**Textauszug**
★ ★ ★

27. September

28. September 2009 |

18.30. Rameaus „Les Indes Galantes“. Kirschwasser. Die große Konvexität ist abgewählt oder wars eine Konkavität. Wurscht. Lieber lesen jedenfalls als Netto-Brutto-Guido durch alle Kanäle grinsen sehen. Ist es eigentlich schon kälter geworden in Deutschland? Zwanzig Jahre nach der Wende endlich wieder daheim. Zurück in die Zukunft. Muss dringend meinen Vater fragen, ob im Keller noch meine alte Parka-Jacke mit den Stickern hängt. Könnte man ja noch mal gebrauchen demnächst.

★ ★ ★

**Bereitgestellte Daten**
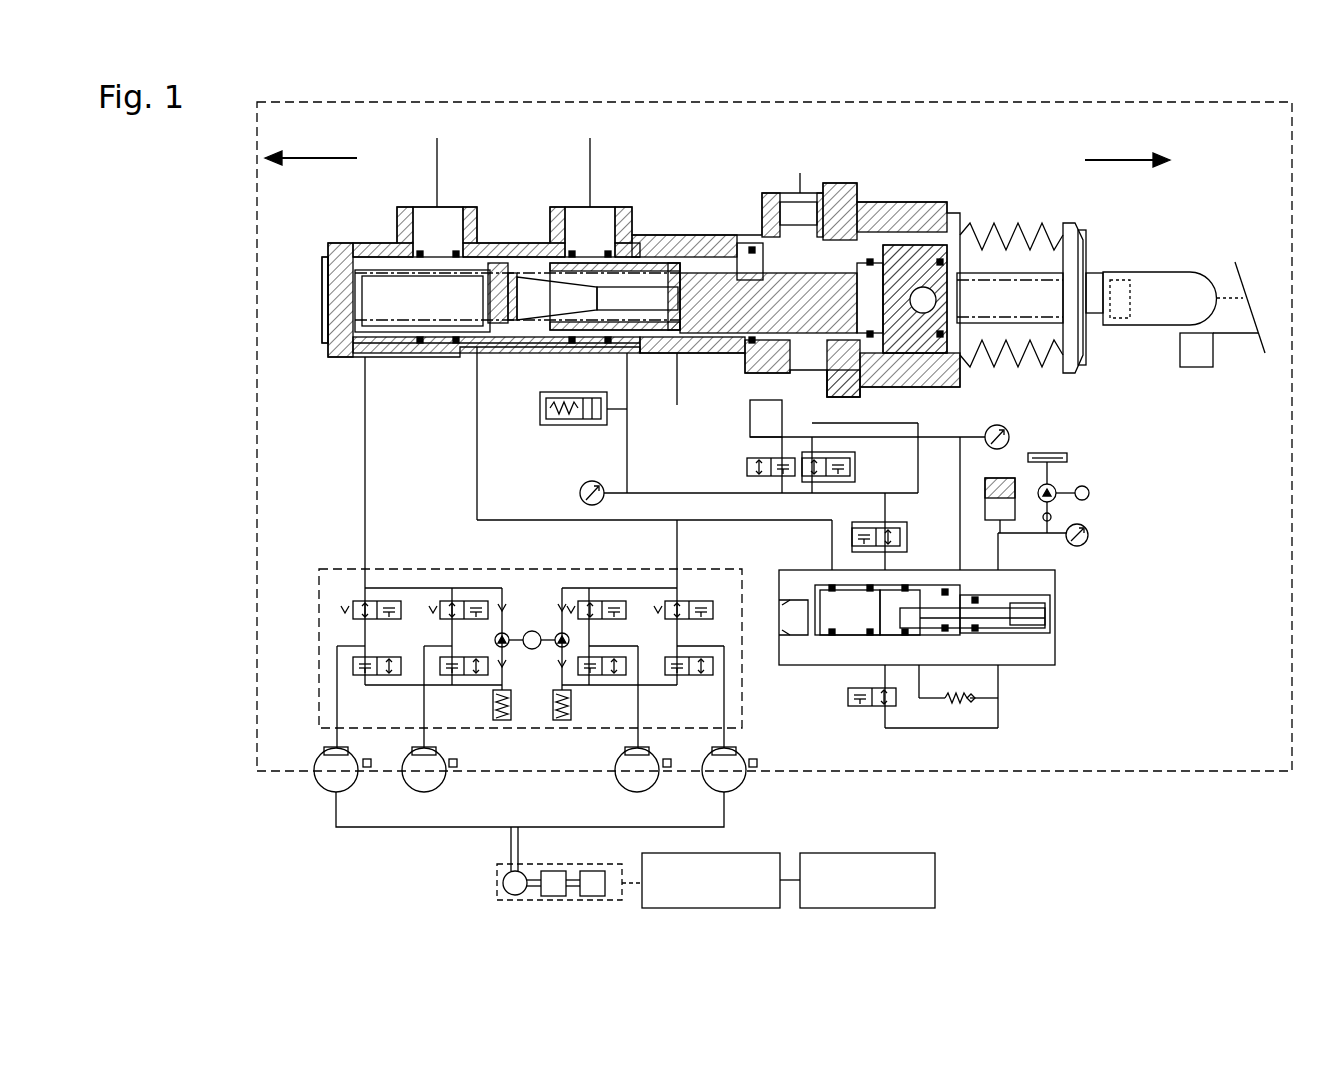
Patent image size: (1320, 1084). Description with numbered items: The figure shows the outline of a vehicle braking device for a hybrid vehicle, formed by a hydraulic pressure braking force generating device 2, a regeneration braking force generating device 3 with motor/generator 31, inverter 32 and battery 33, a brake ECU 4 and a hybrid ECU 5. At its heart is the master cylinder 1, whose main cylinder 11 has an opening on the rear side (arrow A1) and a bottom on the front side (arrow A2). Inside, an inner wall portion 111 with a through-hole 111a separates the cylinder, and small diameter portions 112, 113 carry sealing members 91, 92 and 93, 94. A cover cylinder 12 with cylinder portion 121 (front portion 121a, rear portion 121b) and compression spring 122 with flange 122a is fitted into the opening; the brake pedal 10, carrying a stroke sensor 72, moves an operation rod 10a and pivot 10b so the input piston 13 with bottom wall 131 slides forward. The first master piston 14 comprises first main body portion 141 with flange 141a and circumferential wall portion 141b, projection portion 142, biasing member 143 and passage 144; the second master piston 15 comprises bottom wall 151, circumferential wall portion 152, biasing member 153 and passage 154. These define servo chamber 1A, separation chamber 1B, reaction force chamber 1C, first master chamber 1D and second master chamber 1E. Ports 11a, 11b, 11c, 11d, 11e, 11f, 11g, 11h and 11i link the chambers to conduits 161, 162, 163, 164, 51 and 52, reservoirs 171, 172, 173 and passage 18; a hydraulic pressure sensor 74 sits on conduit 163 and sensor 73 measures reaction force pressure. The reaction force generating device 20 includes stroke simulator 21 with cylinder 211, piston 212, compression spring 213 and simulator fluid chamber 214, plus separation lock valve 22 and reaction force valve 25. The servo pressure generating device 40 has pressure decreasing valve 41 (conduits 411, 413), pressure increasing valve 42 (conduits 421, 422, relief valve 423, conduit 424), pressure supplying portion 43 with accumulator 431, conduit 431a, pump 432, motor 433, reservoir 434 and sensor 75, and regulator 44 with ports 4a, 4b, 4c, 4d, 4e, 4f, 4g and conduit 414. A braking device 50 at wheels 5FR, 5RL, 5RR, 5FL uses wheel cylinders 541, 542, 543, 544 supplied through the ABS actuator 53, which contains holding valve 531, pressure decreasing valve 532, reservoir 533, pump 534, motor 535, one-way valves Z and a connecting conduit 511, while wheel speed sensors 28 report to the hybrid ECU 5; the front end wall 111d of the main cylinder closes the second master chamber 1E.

The master cylinder 1 is at (1183, 194).
The hydraulic pressure braking force generating device 2 is at (250, 422).
The regeneration braking force generating device 3 is at (498, 864).
The brake ECU 4 is at (910, 853).
The hybrid ECU 5 is at (752, 853).
The brake pedal 10 is at (1238, 262).
The operation rod 10a is at (1070, 250).
The pivot 10b is at (1010, 290).
The main cylinder 11 is at (343, 238).
The port 11a is at (800, 362).
The port 11b is at (830, 188).
The port 11c is at (770, 365).
The port 11d is at (740, 360).
The port 11e is at (630, 352).
The port 11f is at (590, 250).
The port 11g is at (480, 396).
The port 11h is at (440, 250).
The port 11i is at (347, 356).
The inner wall portion 111 is at (752, 248).
The through-hole 111a is at (740, 240).
The end wall 111d is at (330, 333).
The small diameter portion 112 is at (592, 346).
The small diameter portion 113 is at (475, 346).
The cover cylinder 12 is at (1070, 418).
The cylinder portion 121 is at (1074, 390).
The front portion 121a is at (935, 345).
The rear portion 121b is at (960, 350).
The compression spring 122 is at (1070, 372).
The flange 122a is at (1085, 270).
The input piston 13 is at (935, 300).
The bottom wall 131 is at (935, 260).
The first master piston 14 is at (650, 383).
The first main body portion 141 is at (613, 172).
The flange 141a is at (700, 240).
The circumferential wall portion 141b is at (660, 262).
The projection portion 142 is at (830, 270).
The biasing member 143 is at (510, 275).
The passage 144 is at (540, 277).
The second master piston 15 is at (497, 270).
The bottom wall 151 is at (495, 346).
The circumferential wall portion 152 is at (435, 346).
The biasing member 153 is at (375, 275).
The passage 154 is at (428, 240).
The conduit 161 is at (845, 423).
The conduit 162 is at (783, 405).
The conduit 163 is at (750, 420).
The conduit 164 is at (628, 400).
The reservoir 171 is at (790, 168).
The reservoir 172 is at (580, 133).
The reservoir 173 is at (427, 133).
The passage 18 is at (870, 290).
The servo chamber 1A is at (730, 340).
The separation chamber 1B is at (875, 330).
The reaction force chamber 1C is at (660, 350).
The first master chamber 1D is at (520, 410).
The second master chamber 1E is at (382, 356).
The reaction force generating device 20 is at (578, 478).
The stroke simulator 21 is at (556, 393).
The cylinder 211 is at (570, 393).
The piston 212 is at (585, 420).
The compression spring 213 is at (555, 420).
The simulator fluid chamber 214 is at (598, 420).
The separation lock valve 22 is at (762, 458).
The reaction force valve 25 is at (810, 458).
The vehicle wheel speed sensor 28 is at (371, 763).
The motor/generator 31 is at (503, 883).
The inverter 32 is at (553, 871).
The battery 33 is at (592, 871).
The servo pressure generating device 40 is at (1097, 592).
The pressure decreasing valve 41 is at (850, 530).
The conduit 411 is at (902, 493).
The conduit 413 is at (885, 560).
The conduit 414 is at (919, 513).
The pressure increasing valve 42 is at (848, 708).
The conduit 421 is at (885, 680).
The conduit 422 is at (905, 728).
The relief valve 423 is at (958, 702).
The conduit 424 is at (918, 700).
The pressure supplying portion 43 is at (1117, 489).
The accumulator 431 is at (987, 496).
The conduit 431a is at (1003, 534).
The pump 432 is at (1047, 487).
The motor 433 is at (1086, 488).
The reservoir 434 is at (1067, 457).
The regulator 44 is at (1056, 640).
The port 4a is at (1005, 575).
The port 4b is at (1000, 668).
The port 4c is at (963, 575).
The port 4d is at (922, 575).
The port 4e is at (922, 668).
The port 4f is at (893, 575).
The port 4g is at (887, 668).
The braking device 50 is at (462, 562).
The conduit 51 is at (477, 470).
The pipe 511 is at (760, 520).
The conduit 52 is at (365, 481).
The ABS actuator 53 is at (600, 570).
The holding valve 531 is at (390, 600).
The pressure decreasing valve 532 is at (382, 658).
The reservoir 533 is at (511, 701).
The pump 534 is at (507, 633).
The motor 535 is at (536, 630).
The wheel cylinder 541 is at (348, 752).
The wheel cylinder 542 is at (436, 752).
The wheel cylinder 543 is at (650, 752).
The wheel cylinder 544 is at (737, 752).
The front right wheel 5FR is at (348, 785).
The rear left wheel 5RL is at (434, 786).
The rear right wheel 5RR is at (647, 786).
The front left wheel 5FL is at (736, 785).
The stroke sensor 72 is at (1200, 368).
The hydraulic pressure sensor 73 is at (598, 482).
The hydraulic pressure sensor 74 is at (988, 444).
The hydraulic pressure sensor 75 is at (1087, 542).
The sealing member 91 is at (595, 245).
The sealing member 92 is at (568, 252).
The sealing member 93 is at (455, 252).
The sealing member 94 is at (418, 252).
The arrow A1 (rear direction) A1 is at (1112, 158).
The arrow A2 (front direction) A2 is at (325, 158).
The one-way valve Z is at (855, 470).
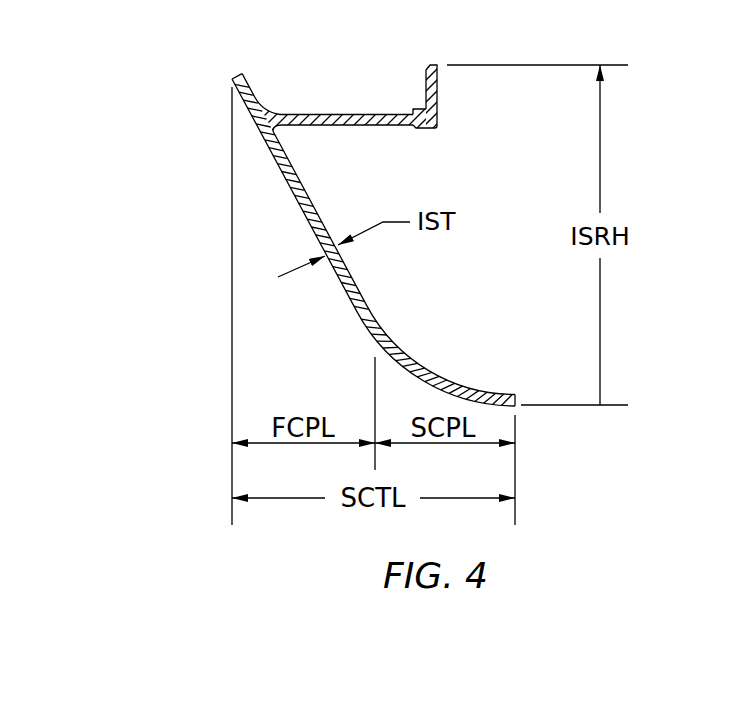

★ ★ ★

**Aufgaben**
- a) Prüfe, ob die folgenden Aussagen mit dem Tagebucheintrag übereinstimmen, und antworte jeweils mit Ja oder Nein samt den entscheidenden Worten des Tagebucheintrags als wörtlichem Zitat: (i) Der Eintrag trägt das Datum 28. September 2009. (ii) Die schreibende Person sieht lieber fern, als zu lesen. (iii) Die schreibende Person will die Mutter nach der alten Parka-Jacke fragen.
- b) Greife den Tagebucheintrag auf und setze ihn nach seinem letzten Satz fort.

**Lösungen je Aufgabe**
- a)
(i) Ja: „28. September 2009“
(ii) Nein: „Lieber lesen jedenfalls als Netto-Brutto-Guido durch alle Kanäle grinsen sehen.“
(iii) Nein: „Muss dringend meinen Vater fragen, ob im Keller noch meine alte Parka-Jacke mit den Stickern hängt.“

- b)
Gebrauchen kann man wahrscheinlich auch, was DFW in einer geradezu peinigenden Aussschweifigkeit ausbreitet. Es fängt ja sehr lustig an. Ein Satz über Frühpubertät (vulgo: juvenile Hirnlappeninsuffizienz), die ich Paule noch an den Kopf werfe, wenn es schlimmer wird mit ihr. „Kinder im Früheststadium von pubertät und abstraktionsfähigem Denken, wenn sich die Allergie gegen die einschränkenden Realitäten der Gegenwart gerade erst als eigentümliche Nostalgie gegenüber Dingen bemerkbar macht, die man gekannt hat“. Toll.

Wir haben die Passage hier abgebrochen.